* **Task material**

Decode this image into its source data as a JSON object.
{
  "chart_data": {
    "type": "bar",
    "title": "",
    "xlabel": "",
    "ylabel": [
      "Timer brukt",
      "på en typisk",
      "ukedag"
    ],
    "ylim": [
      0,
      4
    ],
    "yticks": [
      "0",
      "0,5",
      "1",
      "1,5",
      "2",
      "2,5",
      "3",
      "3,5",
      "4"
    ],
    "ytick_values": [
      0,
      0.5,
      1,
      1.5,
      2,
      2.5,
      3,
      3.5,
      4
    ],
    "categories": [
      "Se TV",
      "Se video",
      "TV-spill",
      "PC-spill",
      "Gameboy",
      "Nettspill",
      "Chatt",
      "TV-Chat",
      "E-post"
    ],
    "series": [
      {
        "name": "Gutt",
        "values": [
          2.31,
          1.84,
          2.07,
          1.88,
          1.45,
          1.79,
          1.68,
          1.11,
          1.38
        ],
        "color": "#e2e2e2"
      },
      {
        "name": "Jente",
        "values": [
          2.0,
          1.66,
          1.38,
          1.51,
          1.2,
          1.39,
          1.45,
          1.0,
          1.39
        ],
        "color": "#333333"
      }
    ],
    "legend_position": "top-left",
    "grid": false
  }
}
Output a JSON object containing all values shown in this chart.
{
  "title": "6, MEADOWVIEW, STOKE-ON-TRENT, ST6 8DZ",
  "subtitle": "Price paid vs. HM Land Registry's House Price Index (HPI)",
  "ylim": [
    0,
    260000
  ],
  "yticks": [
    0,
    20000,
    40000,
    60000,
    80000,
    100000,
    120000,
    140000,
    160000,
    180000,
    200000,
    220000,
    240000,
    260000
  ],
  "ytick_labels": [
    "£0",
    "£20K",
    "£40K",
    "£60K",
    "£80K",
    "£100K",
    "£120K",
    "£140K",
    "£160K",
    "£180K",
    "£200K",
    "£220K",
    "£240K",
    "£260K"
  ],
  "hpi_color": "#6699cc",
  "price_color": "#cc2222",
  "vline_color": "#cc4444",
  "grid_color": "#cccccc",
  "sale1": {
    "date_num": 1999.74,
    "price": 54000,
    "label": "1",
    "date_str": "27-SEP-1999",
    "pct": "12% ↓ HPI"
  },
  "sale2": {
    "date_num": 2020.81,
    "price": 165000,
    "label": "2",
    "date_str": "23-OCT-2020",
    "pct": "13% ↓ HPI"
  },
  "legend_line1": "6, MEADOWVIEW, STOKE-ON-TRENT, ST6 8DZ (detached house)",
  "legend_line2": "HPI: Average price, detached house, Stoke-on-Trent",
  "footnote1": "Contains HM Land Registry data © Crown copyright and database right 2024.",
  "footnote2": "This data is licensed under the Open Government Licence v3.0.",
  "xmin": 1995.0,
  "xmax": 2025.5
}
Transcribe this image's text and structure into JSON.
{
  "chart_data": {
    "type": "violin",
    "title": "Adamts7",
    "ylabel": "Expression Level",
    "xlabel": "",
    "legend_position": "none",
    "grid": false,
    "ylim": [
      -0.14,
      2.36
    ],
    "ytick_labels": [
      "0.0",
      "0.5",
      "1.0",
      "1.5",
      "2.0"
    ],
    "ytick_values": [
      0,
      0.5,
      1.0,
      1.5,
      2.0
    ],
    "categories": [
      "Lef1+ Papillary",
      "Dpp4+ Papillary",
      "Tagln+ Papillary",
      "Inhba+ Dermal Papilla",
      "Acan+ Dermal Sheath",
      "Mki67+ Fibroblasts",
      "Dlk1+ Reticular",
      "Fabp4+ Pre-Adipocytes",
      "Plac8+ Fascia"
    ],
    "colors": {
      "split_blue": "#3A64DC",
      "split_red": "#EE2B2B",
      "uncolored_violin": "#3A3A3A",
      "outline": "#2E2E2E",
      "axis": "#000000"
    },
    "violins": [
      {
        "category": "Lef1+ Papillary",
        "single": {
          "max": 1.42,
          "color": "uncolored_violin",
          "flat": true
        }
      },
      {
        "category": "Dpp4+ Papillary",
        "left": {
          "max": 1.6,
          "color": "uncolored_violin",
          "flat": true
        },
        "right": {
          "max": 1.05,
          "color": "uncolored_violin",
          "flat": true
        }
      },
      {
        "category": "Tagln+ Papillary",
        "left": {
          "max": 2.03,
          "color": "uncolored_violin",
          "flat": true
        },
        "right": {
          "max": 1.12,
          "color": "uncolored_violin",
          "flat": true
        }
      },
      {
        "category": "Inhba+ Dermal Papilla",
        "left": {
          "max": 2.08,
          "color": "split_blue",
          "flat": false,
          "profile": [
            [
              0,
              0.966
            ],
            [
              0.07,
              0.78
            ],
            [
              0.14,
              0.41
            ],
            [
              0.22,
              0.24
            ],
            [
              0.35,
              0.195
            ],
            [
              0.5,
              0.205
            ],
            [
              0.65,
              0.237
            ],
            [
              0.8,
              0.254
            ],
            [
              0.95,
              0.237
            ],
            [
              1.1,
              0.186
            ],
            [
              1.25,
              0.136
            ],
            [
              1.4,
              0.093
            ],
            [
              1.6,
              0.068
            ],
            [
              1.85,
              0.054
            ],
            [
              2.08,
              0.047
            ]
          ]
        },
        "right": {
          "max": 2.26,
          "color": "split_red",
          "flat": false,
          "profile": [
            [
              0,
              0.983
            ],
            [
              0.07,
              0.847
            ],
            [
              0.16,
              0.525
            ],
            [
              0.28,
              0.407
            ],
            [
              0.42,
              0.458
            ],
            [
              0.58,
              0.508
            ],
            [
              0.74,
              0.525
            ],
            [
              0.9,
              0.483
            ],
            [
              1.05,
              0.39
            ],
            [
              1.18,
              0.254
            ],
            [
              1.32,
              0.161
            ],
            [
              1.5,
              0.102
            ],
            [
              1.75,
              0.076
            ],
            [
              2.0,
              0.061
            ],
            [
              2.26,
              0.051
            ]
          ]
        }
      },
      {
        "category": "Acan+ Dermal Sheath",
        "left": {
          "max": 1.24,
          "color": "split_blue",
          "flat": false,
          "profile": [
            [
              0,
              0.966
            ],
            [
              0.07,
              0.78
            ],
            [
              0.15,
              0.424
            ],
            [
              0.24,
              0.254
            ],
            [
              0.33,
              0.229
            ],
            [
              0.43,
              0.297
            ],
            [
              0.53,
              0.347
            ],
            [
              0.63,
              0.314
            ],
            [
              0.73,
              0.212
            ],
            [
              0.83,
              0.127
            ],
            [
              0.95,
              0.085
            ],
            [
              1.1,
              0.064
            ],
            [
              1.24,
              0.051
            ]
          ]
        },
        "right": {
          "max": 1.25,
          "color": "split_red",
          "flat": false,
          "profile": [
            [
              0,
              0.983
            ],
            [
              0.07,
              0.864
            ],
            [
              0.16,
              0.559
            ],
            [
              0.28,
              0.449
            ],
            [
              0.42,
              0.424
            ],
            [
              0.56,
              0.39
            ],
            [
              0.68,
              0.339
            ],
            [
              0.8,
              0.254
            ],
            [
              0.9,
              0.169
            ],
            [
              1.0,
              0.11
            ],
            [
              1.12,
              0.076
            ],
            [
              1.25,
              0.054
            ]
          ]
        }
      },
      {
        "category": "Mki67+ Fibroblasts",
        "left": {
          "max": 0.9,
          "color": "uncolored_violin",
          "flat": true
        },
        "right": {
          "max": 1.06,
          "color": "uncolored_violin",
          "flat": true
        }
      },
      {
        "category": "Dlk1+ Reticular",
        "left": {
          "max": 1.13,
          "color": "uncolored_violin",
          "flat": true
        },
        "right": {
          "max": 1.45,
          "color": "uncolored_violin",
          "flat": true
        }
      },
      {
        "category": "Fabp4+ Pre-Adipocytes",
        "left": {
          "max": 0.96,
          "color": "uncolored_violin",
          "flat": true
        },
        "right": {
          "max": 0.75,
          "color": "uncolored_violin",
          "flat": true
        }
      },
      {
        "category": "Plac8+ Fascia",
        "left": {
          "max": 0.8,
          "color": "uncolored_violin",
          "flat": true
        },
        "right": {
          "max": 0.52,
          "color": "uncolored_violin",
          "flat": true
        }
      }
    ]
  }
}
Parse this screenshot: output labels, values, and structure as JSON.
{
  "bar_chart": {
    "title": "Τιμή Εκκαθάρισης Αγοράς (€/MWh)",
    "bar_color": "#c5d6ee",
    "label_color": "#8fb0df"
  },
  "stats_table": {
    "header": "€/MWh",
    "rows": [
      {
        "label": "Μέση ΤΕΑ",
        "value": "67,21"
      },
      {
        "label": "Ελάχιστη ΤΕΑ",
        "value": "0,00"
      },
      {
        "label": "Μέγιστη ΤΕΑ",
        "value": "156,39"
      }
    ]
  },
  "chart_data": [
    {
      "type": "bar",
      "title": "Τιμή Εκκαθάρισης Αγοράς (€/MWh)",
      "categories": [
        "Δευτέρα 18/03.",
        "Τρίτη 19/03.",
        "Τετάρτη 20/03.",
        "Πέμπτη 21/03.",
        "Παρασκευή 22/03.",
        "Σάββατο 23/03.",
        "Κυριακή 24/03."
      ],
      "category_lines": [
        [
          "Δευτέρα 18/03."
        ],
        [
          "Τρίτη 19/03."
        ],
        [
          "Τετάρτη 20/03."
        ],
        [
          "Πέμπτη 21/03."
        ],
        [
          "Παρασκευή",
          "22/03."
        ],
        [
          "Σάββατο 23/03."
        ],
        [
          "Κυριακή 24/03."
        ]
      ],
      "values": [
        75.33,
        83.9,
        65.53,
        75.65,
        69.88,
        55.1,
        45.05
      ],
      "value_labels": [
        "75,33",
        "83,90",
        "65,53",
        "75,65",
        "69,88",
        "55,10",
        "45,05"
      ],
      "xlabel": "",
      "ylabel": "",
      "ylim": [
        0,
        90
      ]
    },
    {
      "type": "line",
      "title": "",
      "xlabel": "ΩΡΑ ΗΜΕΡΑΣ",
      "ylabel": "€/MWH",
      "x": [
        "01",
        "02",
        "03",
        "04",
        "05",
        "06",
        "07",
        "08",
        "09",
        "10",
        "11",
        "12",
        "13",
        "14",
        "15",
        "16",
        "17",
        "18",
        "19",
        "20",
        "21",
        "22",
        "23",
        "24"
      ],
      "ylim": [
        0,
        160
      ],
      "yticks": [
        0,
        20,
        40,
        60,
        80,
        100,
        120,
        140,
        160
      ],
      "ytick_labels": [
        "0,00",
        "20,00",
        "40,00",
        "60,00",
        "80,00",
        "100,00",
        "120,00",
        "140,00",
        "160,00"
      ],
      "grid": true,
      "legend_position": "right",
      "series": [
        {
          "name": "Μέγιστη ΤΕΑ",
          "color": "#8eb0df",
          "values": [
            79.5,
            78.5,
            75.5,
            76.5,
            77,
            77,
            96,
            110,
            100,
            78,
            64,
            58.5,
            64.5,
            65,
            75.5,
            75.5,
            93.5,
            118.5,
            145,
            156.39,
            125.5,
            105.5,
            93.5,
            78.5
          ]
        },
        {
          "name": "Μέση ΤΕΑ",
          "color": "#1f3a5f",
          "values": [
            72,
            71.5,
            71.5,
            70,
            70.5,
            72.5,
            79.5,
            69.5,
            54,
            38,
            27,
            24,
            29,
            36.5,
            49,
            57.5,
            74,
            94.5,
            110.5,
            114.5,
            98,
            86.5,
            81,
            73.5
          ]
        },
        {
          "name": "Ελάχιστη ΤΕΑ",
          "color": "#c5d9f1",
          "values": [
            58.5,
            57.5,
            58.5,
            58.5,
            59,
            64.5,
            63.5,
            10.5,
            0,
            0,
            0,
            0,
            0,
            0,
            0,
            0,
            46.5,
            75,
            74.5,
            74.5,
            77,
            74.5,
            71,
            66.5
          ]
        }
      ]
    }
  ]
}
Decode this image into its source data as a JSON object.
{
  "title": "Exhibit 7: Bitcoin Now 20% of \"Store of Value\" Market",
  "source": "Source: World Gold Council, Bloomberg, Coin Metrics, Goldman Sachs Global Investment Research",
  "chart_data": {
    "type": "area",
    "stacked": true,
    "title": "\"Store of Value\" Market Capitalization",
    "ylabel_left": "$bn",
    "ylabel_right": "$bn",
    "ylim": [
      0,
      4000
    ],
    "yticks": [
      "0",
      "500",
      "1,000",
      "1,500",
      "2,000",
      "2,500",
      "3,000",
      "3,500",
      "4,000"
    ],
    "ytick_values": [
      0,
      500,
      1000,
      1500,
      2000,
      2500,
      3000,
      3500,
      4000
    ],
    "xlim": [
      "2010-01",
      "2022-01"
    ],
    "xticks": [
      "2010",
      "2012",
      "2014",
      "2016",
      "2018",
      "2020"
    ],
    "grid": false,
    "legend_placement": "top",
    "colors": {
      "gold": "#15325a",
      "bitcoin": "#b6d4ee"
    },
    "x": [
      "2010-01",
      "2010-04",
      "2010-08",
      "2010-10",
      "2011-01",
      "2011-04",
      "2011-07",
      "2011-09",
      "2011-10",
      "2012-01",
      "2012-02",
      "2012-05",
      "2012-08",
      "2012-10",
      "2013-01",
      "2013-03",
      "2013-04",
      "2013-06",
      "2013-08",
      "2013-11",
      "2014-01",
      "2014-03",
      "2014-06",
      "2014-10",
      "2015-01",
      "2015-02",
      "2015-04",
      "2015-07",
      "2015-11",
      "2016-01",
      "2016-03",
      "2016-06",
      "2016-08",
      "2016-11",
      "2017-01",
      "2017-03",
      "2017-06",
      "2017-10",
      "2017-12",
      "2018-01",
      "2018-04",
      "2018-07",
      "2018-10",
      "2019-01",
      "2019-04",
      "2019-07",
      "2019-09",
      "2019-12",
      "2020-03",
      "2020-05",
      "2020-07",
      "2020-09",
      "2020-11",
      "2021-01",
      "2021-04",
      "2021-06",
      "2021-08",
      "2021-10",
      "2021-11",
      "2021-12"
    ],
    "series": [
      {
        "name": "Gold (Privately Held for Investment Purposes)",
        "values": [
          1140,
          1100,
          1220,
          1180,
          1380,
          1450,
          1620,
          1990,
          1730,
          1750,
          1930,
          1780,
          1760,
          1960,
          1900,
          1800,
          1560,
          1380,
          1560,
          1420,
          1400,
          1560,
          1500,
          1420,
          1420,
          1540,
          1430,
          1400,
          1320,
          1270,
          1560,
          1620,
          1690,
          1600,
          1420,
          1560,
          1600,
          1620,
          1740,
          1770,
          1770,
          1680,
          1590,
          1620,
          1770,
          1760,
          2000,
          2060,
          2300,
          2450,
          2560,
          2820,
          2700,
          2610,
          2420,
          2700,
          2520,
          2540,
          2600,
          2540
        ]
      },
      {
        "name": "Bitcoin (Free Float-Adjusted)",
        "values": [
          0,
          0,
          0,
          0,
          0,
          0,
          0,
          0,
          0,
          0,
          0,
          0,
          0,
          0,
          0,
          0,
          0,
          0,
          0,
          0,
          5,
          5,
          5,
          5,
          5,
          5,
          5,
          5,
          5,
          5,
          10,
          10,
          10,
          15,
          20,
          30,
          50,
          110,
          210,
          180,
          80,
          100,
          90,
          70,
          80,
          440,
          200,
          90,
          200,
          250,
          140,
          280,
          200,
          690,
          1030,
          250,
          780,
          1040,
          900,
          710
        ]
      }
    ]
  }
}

* **Brief**
Note each line of the entries that has "Acan" in it, and copy those lines.

* **The answer**
      "Acan+ Dermal Sheath",
        "category": "Acan+ Dermal Sheath",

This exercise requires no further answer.